## Start Data provided

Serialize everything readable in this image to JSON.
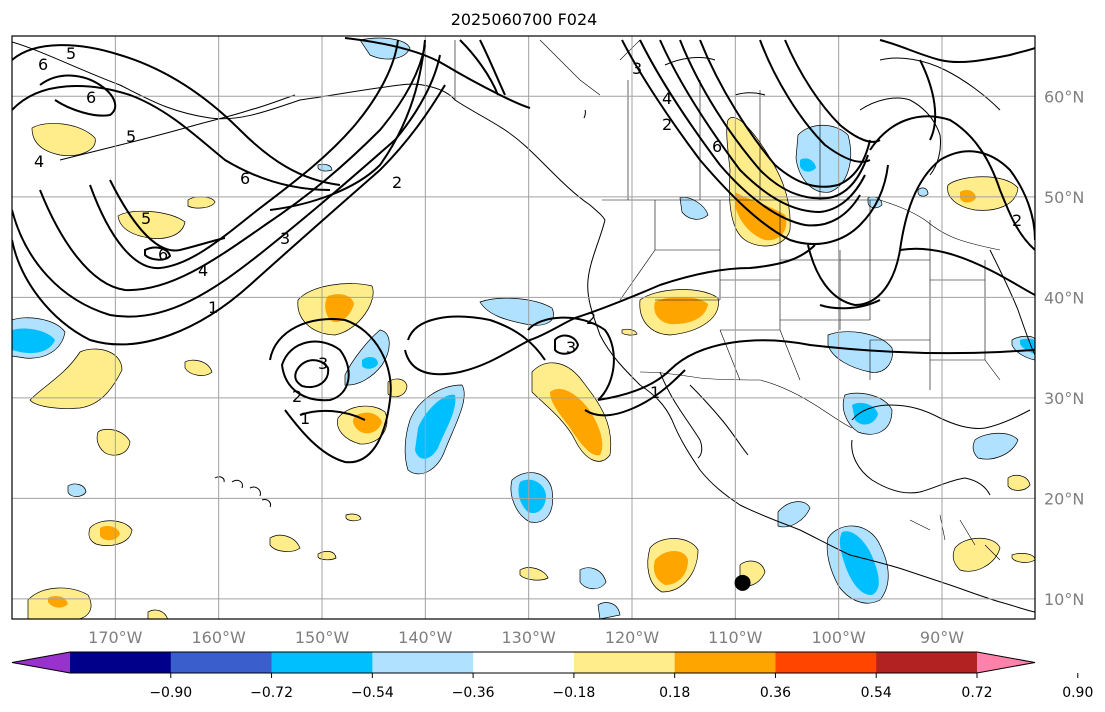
{
  "title": "2025060700 F024",
  "map": {
    "projection": "PlateCarree",
    "lon_range": [
      -180,
      -81
    ],
    "lat_range": [
      8,
      66
    ],
    "lon_ticks": [
      {
        "lon": -170,
        "label": "170°W"
      },
      {
        "lon": -160,
        "label": "160°W"
      },
      {
        "lon": -150,
        "label": "150°W"
      },
      {
        "lon": -140,
        "label": "140°W"
      },
      {
        "lon": -130,
        "label": "130°W"
      },
      {
        "lon": -120,
        "label": "120°W"
      },
      {
        "lon": -110,
        "label": "110°W"
      },
      {
        "lon": -100,
        "label": "100°W"
      },
      {
        "lon": -90,
        "label": "90°W"
      }
    ],
    "lat_ticks": [
      {
        "lat": 10,
        "label": "10°N"
      },
      {
        "lat": 20,
        "label": "20°N"
      },
      {
        "lat": 30,
        "label": "30°N"
      },
      {
        "lat": 40,
        "label": "40°N"
      },
      {
        "lat": 50,
        "label": "50°N"
      },
      {
        "lat": 60,
        "label": "60°N"
      }
    ],
    "gridlines": true,
    "marker": {
      "lon": -109.3,
      "lat": 11.6,
      "shape": "filled-circle",
      "color": "#000000"
    }
  },
  "colorbar": {
    "orientation": "horizontal",
    "extend": "both",
    "colors": [
      "#9932cc",
      "#00008b",
      "#3a5fcd",
      "#00bfff",
      "#b0e2ff",
      "#ffffff",
      "#ffec8b",
      "#ffa500",
      "#ff4500",
      "#b22222",
      "#ff82ab"
    ],
    "tick_labels": [
      "−0.90",
      "−0.72",
      "−0.54",
      "−0.36",
      "−0.18",
      "0.18",
      "0.36",
      "0.54",
      "0.72",
      "0.90"
    ]
  },
  "contour_labels": [
    "1",
    "2",
    "3",
    "4",
    "5",
    "6"
  ],
  "colors": {
    "pos1": "#ffec8b",
    "pos2": "#ffa500",
    "neg1": "#b0e2ff",
    "neg2": "#00bfff",
    "grid": "#a0a0a0"
  }
}
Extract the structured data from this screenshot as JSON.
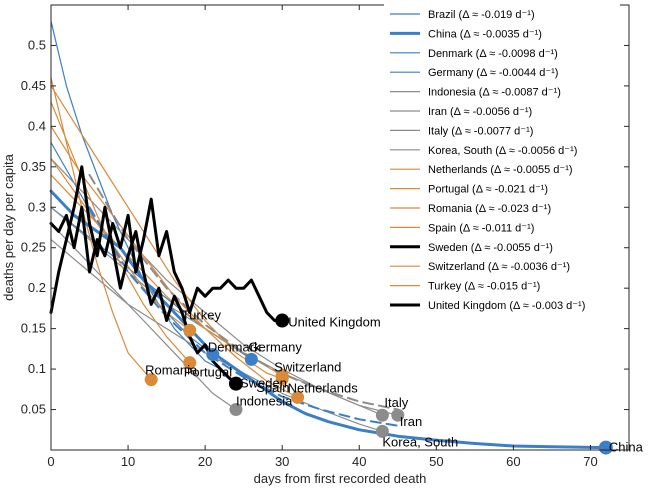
{
  "chart_data": {
    "type": "line",
    "title": "",
    "xlabel": "days from first recorded death",
    "ylabel": "deaths per day per capita",
    "xlim": [
      0,
      75
    ],
    "ylim": [
      0,
      0.55
    ],
    "xticks": [
      0,
      10,
      20,
      30,
      40,
      50,
      60,
      70
    ],
    "yticks": [
      0.05,
      0.1,
      0.15,
      0.2,
      0.25,
      0.3,
      0.35,
      0.4,
      0.45,
      0.5
    ],
    "grid": false,
    "legend_position": "top-right",
    "colors": {
      "blue": "#3a7fc7",
      "gray": "#8c8c8c",
      "orange": "#d98b3a",
      "black": "#000000"
    },
    "series": [
      {
        "name": "Brazil",
        "legend": "Brazil (Δ ≈ -0.019 d⁻¹)",
        "color": "#3a7fc7",
        "width": 1.2,
        "x": [
          0,
          2,
          4,
          6,
          8,
          10,
          12,
          14,
          16,
          18,
          20,
          22
        ],
        "y": [
          0.53,
          0.45,
          0.39,
          0.34,
          0.29,
          0.25,
          0.21,
          0.18,
          0.15,
          0.13,
          0.11,
          0.1
        ]
      },
      {
        "name": "China",
        "legend": "China (Δ ≈ -0.0035 d⁻¹)",
        "color": "#3a7fc7",
        "width": 3,
        "x": [
          0,
          3,
          6,
          9,
          12,
          15,
          18,
          21,
          24,
          27,
          30,
          33,
          36,
          40,
          45,
          50,
          55,
          60,
          65,
          72
        ],
        "y": [
          0.32,
          0.29,
          0.27,
          0.25,
          0.21,
          0.18,
          0.15,
          0.12,
          0.1,
          0.08,
          0.06,
          0.045,
          0.035,
          0.025,
          0.017,
          0.012,
          0.008,
          0.005,
          0.004,
          0.003
        ],
        "end_label": "China",
        "end_x": 72,
        "end_y": 0.003
      },
      {
        "name": "Denmark",
        "legend": "Denmark (Δ ≈ -0.0098 d⁻¹)",
        "color": "#3a7fc7",
        "width": 1.2,
        "x": [
          0,
          3,
          6,
          9,
          12,
          15,
          18,
          21
        ],
        "y": [
          0.38,
          0.33,
          0.28,
          0.24,
          0.2,
          0.17,
          0.14,
          0.118
        ],
        "end_label": "Denmark",
        "end_x": 21,
        "end_y": 0.118
      },
      {
        "name": "Germany",
        "legend": "Germany (Δ ≈ -0.0044 d⁻¹)",
        "color": "#3a7fc7",
        "width": 1.2,
        "x": [
          0,
          4,
          8,
          12,
          16,
          20,
          24,
          26
        ],
        "y": [
          0.3,
          0.27,
          0.24,
          0.21,
          0.18,
          0.15,
          0.125,
          0.112
        ],
        "end_label": "Germany",
        "end_x": 26,
        "end_y": 0.112
      },
      {
        "name": "Indonesia",
        "legend": "Indonesia (Δ ≈ -0.0087 d⁻¹)",
        "color": "#8c8c8c",
        "width": 1.2,
        "x": [
          0,
          3,
          6,
          9,
          12,
          15,
          18,
          21,
          24
        ],
        "y": [
          0.28,
          0.25,
          0.22,
          0.19,
          0.16,
          0.13,
          0.1,
          0.07,
          0.05
        ],
        "end_label": "Indonesia",
        "end_x": 24,
        "end_y": 0.05
      },
      {
        "name": "Iran",
        "legend": "Iran (Δ ≈ -0.0056 d⁻¹)",
        "color": "#8c8c8c",
        "width": 1.2,
        "x": [
          0,
          5,
          10,
          15,
          20,
          25,
          30,
          35,
          40,
          45
        ],
        "y": [
          0.3,
          0.26,
          0.22,
          0.18,
          0.15,
          0.12,
          0.095,
          0.075,
          0.055,
          0.043
        ],
        "end_label": "Iran",
        "end_x": 45,
        "end_y": 0.043
      },
      {
        "name": "Italy",
        "legend": "Italy (Δ ≈ -0.0077 d⁻¹)",
        "color": "#8c8c8c",
        "width": 1.2,
        "x": [
          0,
          5,
          10,
          15,
          20,
          25,
          30,
          35,
          40,
          43
        ],
        "y": [
          0.36,
          0.31,
          0.26,
          0.21,
          0.17,
          0.13,
          0.1,
          0.075,
          0.055,
          0.043
        ],
        "end_label": "Italy",
        "end_x": 43,
        "end_y": 0.043
      },
      {
        "name": "Korea, South",
        "legend": "Korea, South (Δ ≈ -0.0056 d⁻¹)",
        "color": "#8c8c8c",
        "width": 1.2,
        "x": [
          0,
          5,
          10,
          15,
          20,
          25,
          30,
          35,
          40,
          43
        ],
        "y": [
          0.26,
          0.22,
          0.18,
          0.15,
          0.12,
          0.095,
          0.07,
          0.05,
          0.032,
          0.023
        ],
        "end_label": "Korea, South",
        "end_x": 43,
        "end_y": 0.023
      },
      {
        "name": "Netherlands",
        "legend": "Netherlands (Δ ≈ -0.0055 d⁻¹)",
        "color": "#d98b3a",
        "width": 1.2,
        "x": [
          0,
          4,
          8,
          12,
          16,
          20,
          24,
          28,
          32
        ],
        "y": [
          0.4,
          0.34,
          0.29,
          0.24,
          0.19,
          0.15,
          0.115,
          0.085,
          0.065
        ],
        "end_label": "Netherlands",
        "end_x": 32,
        "end_y": 0.065
      },
      {
        "name": "Portugal",
        "legend": "Portugal (Δ ≈ -0.021 d⁻¹)",
        "color": "#d98b3a",
        "width": 1.2,
        "x": [
          0,
          3,
          6,
          9,
          12,
          15,
          18
        ],
        "y": [
          0.43,
          0.36,
          0.29,
          0.23,
          0.18,
          0.14,
          0.108
        ],
        "end_label": "Portugal",
        "end_x": 18,
        "end_y": 0.108
      },
      {
        "name": "Romania",
        "legend": "Romania (Δ ≈ -0.023 d⁻¹)",
        "color": "#d98b3a",
        "width": 1.2,
        "x": [
          0,
          2,
          4,
          6,
          8,
          10,
          13
        ],
        "y": [
          0.46,
          0.38,
          0.3,
          0.23,
          0.17,
          0.12,
          0.087
        ],
        "end_label": "Romania",
        "end_x": 13,
        "end_y": 0.087
      },
      {
        "name": "Spain",
        "legend": "Spain (Δ ≈ -0.011 d⁻¹)",
        "color": "#d98b3a",
        "width": 1.2,
        "x": [
          0,
          4,
          8,
          12,
          16,
          20,
          24,
          28,
          30
        ],
        "y": [
          0.45,
          0.39,
          0.33,
          0.27,
          0.21,
          0.16,
          0.12,
          0.095,
          0.088
        ],
        "end_label": "Spain",
        "end_x": 30,
        "end_y": 0.088
      },
      {
        "name": "Sweden",
        "legend": "Sweden (Δ ≈ -0.0055 d⁻¹)",
        "color": "#000000",
        "width": 3,
        "x": [
          0,
          1,
          2,
          3,
          4,
          5,
          6,
          7,
          8,
          9,
          10,
          11,
          12,
          13,
          14,
          15,
          16,
          17,
          18,
          19,
          20,
          21,
          22,
          23,
          24
        ],
        "y": [
          0.17,
          0.22,
          0.26,
          0.3,
          0.35,
          0.28,
          0.24,
          0.3,
          0.25,
          0.2,
          0.24,
          0.27,
          0.22,
          0.18,
          0.2,
          0.16,
          0.19,
          0.17,
          0.14,
          0.12,
          0.13,
          0.11,
          0.1,
          0.09,
          0.082
        ],
        "end_label": "Sweden",
        "end_x": 24,
        "end_y": 0.082
      },
      {
        "name": "Switzerland",
        "legend": "Switzerland (Δ ≈ -0.0036 d⁻¹)",
        "color": "#d98b3a",
        "width": 1.2,
        "x": [
          0,
          5,
          10,
          15,
          20,
          25,
          30
        ],
        "y": [
          0.34,
          0.29,
          0.24,
          0.19,
          0.15,
          0.12,
          0.092
        ],
        "end_label": "Switzerland",
        "end_x": 30,
        "end_y": 0.092
      },
      {
        "name": "Turkey",
        "legend": "Turkey (Δ ≈ -0.015 d⁻¹)",
        "color": "#d98b3a",
        "width": 1.2,
        "x": [
          0,
          3,
          6,
          9,
          12,
          15,
          18
        ],
        "y": [
          0.36,
          0.32,
          0.28,
          0.24,
          0.2,
          0.17,
          0.148
        ],
        "end_label": "Turkey",
        "end_x": 18,
        "end_y": 0.148
      },
      {
        "name": "United Kingdom",
        "legend": "United Kingdom (Δ ≈ -0.003 d⁻¹)",
        "color": "#000000",
        "width": 3,
        "x": [
          0,
          1,
          2,
          3,
          4,
          5,
          6,
          7,
          8,
          9,
          10,
          11,
          12,
          13,
          14,
          15,
          16,
          17,
          18,
          19,
          20,
          21,
          22,
          23,
          24,
          25,
          26,
          27,
          28,
          29,
          30
        ],
        "y": [
          0.28,
          0.27,
          0.29,
          0.25,
          0.3,
          0.22,
          0.26,
          0.24,
          0.28,
          0.25,
          0.29,
          0.22,
          0.26,
          0.31,
          0.24,
          0.27,
          0.22,
          0.2,
          0.17,
          0.2,
          0.19,
          0.2,
          0.2,
          0.21,
          0.2,
          0.2,
          0.21,
          0.19,
          0.17,
          0.16,
          0.16
        ],
        "end_label": "United Kingdom",
        "end_x": 30,
        "end_y": 0.16
      },
      {
        "name": "",
        "color": "#8c8c8c",
        "width": 2,
        "dashed": true,
        "x": [
          5,
          10,
          15,
          20,
          25,
          30,
          35,
          40,
          45
        ],
        "y": [
          0.34,
          0.26,
          0.2,
          0.155,
          0.12,
          0.094,
          0.075,
          0.06,
          0.05
        ]
      },
      {
        "name": "",
        "color": "#3a7fc7",
        "width": 2,
        "dashed": true,
        "x": [
          5,
          10,
          15,
          20,
          25,
          30,
          35,
          40,
          45
        ],
        "y": [
          0.3,
          0.22,
          0.165,
          0.12,
          0.09,
          0.066,
          0.05,
          0.038,
          0.03
        ]
      }
    ]
  }
}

## End Data provided

Copy every line of the listing that contains the word "Indonesia".

        "name": "Indonesia",
        "legend": "Indonesia (Δ ≈ -0.0087 d⁻¹)",
        "end_label": "Indonesia",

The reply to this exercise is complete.